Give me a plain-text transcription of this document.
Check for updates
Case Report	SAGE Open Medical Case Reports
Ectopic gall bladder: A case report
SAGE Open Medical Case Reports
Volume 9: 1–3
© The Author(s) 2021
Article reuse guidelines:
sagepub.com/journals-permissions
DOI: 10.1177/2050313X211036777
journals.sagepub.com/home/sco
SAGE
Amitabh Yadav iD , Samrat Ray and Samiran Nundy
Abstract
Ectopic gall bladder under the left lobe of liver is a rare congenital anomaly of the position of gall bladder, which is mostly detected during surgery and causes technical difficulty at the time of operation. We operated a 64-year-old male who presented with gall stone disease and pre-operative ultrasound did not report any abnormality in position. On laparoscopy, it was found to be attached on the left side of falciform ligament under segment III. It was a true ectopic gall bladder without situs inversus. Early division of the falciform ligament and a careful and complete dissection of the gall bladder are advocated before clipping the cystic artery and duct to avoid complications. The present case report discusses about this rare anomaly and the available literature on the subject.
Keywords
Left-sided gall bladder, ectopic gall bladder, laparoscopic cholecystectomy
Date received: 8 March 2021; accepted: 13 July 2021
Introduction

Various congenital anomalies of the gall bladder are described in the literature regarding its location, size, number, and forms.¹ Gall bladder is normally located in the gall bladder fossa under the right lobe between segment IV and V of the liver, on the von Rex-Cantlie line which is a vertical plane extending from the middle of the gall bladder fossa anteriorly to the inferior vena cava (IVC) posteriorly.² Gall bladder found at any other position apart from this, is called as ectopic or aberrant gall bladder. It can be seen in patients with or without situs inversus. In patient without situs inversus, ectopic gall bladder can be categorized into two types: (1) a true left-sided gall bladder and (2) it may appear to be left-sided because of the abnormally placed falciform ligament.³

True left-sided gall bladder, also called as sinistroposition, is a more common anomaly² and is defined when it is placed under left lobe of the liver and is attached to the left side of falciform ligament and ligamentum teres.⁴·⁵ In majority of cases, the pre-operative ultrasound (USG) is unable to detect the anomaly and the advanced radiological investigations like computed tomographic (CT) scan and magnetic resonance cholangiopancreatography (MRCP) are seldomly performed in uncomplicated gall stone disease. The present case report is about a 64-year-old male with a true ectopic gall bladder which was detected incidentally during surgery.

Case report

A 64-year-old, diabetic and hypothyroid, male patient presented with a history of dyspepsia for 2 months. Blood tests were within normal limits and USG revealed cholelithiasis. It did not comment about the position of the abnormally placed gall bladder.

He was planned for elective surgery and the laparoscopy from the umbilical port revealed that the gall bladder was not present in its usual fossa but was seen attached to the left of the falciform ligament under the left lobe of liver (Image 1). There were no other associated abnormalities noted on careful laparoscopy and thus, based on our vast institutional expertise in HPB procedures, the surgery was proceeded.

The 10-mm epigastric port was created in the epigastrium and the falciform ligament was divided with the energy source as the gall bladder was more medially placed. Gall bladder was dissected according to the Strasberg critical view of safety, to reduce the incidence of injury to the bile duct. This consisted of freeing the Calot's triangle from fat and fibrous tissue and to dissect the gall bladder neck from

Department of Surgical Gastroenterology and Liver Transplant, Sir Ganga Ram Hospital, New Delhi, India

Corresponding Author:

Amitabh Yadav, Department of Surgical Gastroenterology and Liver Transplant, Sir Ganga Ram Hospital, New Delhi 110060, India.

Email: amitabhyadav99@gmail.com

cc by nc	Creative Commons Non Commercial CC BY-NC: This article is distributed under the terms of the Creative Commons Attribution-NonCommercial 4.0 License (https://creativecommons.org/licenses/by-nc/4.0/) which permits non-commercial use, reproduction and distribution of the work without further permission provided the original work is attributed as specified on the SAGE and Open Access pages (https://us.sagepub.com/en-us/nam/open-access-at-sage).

# TASK ITEM
Your task is to list each line of the records with the word "Delhi".

# YOUR SOLUTION
Department of Surgical Gastroenterology and Liver Transplant, Sir Ganga Ram Hospital, New Delhi, India
Amitabh Yadav, Department of Surgical Gastroenterology and Liver Transplant, Sir Ganga Ram Hospital, New Delhi 110060, India.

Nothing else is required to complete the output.